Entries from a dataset
******************************
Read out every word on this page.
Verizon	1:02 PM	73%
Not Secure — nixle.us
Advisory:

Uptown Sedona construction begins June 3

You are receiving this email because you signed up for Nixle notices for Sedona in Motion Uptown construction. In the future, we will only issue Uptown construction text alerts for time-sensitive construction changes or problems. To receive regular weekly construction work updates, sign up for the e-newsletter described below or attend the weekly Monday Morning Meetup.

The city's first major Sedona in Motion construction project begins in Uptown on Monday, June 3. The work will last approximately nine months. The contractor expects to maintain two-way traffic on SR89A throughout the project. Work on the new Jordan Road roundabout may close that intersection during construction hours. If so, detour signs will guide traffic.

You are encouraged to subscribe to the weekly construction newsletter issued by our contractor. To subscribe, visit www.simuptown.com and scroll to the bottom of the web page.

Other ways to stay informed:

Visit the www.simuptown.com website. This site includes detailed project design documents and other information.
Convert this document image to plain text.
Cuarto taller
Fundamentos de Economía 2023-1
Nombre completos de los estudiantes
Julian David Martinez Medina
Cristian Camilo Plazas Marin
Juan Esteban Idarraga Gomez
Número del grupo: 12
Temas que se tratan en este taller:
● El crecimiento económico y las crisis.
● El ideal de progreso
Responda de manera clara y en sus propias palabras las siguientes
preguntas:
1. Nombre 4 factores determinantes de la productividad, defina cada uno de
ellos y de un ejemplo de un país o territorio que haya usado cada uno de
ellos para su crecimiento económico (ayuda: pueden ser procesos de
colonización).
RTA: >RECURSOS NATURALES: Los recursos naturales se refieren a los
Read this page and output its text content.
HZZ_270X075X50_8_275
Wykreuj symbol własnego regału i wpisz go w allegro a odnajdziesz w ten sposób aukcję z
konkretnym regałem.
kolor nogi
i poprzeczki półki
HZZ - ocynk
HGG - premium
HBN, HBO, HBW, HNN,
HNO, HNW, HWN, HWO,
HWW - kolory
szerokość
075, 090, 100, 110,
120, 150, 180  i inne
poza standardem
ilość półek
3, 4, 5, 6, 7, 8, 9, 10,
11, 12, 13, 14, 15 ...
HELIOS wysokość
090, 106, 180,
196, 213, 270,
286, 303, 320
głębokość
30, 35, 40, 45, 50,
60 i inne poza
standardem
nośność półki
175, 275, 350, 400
******************************
Starting with the line that contains "Read this page and output its text content.", return each line through the last one of the data above, exactly as written and nothing more.

Read this page and output its text content.
HZZ_270X075X50_8_275
Wykreuj symbol własnego regału i wpisz go w allegro a odnajdziesz w ten sposób aukcję z
konkretnym regałem.
kolor nogi
i poprzeczki półki
HZZ - ocynk
HGG - premium
HBN, HBO, HBW, HNN,
HNO, HNW, HWN, HWO,
HWW - kolory
szerokość
075, 090, 100, 110,
120, 150, 180  i inne
poza standardem
ilość półek
3, 4, 5, 6, 7, 8, 9, 10,
11, 12, 13, 14, 15 ...
HELIOS wysokość
090, 106, 180,
196, 213, 270,
286, 303, 320
głębokość
30, 35, 40, 45, 50,
60 i inne poza
standardem
nośność półki
175, 275, 350, 400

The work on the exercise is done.